** start **
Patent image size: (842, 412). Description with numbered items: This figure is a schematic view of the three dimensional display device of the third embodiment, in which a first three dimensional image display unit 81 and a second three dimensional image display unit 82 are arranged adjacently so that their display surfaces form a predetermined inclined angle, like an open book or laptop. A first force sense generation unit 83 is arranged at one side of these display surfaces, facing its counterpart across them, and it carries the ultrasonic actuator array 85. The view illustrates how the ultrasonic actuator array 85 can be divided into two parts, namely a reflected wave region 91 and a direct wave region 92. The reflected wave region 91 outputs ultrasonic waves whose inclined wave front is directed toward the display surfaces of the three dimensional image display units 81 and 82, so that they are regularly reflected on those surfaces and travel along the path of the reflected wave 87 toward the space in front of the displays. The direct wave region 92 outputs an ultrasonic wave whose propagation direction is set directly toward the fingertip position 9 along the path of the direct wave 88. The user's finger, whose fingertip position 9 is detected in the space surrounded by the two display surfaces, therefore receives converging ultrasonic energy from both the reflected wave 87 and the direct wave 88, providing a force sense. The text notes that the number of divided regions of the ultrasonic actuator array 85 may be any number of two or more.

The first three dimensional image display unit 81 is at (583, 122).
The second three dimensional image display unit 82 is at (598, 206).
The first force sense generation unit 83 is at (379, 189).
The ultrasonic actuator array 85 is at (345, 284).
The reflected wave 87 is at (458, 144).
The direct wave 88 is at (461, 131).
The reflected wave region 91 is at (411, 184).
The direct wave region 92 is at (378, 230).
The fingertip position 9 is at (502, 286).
** end **
__PROBLEM DETAILS__:
Reproduce every line of the data above word for word, keeping the original order.

__OUTPUT OF THE EXERCISE__:
Patent image size: (842, 412). Description with numbered items: This figure is a schematic view of the three dimensional display device of the third embodiment, in which a first three dimensional image display unit 81 and a second three dimensional image display unit 82 are arranged adjacently so that their display surfaces form a predetermined inclined angle, like an open book or laptop. A first force sense generation unit 83 is arranged at one side of these display surfaces, facing its counterpart across them, and it carries the ultrasonic actuator array 85. The view illustrates how the ultrasonic actuator array 85 can be divided into two parts, namely a reflected wave region 91 and a direct wave region 92. The reflected wave region 91 outputs ultrasonic waves whose inclined wave front is directed toward the display surfaces of the three dimensional image display units 81 and 82, so that they are regularly reflected on those surfaces and travel along the path of the reflected wave 87 toward the space in front of the displays. The direct wave region 92 outputs an ultrasonic wave whose propagation direction is set directly toward the fingertip position 9 along the path of the direct wave 88. The user's finger, whose fingertip position 9 is detected in the space surrounded by the two display surfaces, therefore receives converging ultrasonic energy from both the reflected wave 87 and the direct wave 88, providing a force sense. The text notes that the number of divided regions of the ultrasonic actuator array 85 may be any number of two or more.

The first three dimensional image display unit 81 is at (583, 122).
The second three dimensional image display unit 82 is at (598, 206).
The first force sense generation unit 83 is at (379, 189).
The ultrasonic actuator array 85 is at (345, 284).
The reflected wave 87 is at (458, 144).
The direct wave 88 is at (461, 131).
The reflected wave region 91 is at (411, 184).
The direct wave region 92 is at (378, 230).
The fingertip position 9 is at (502, 286).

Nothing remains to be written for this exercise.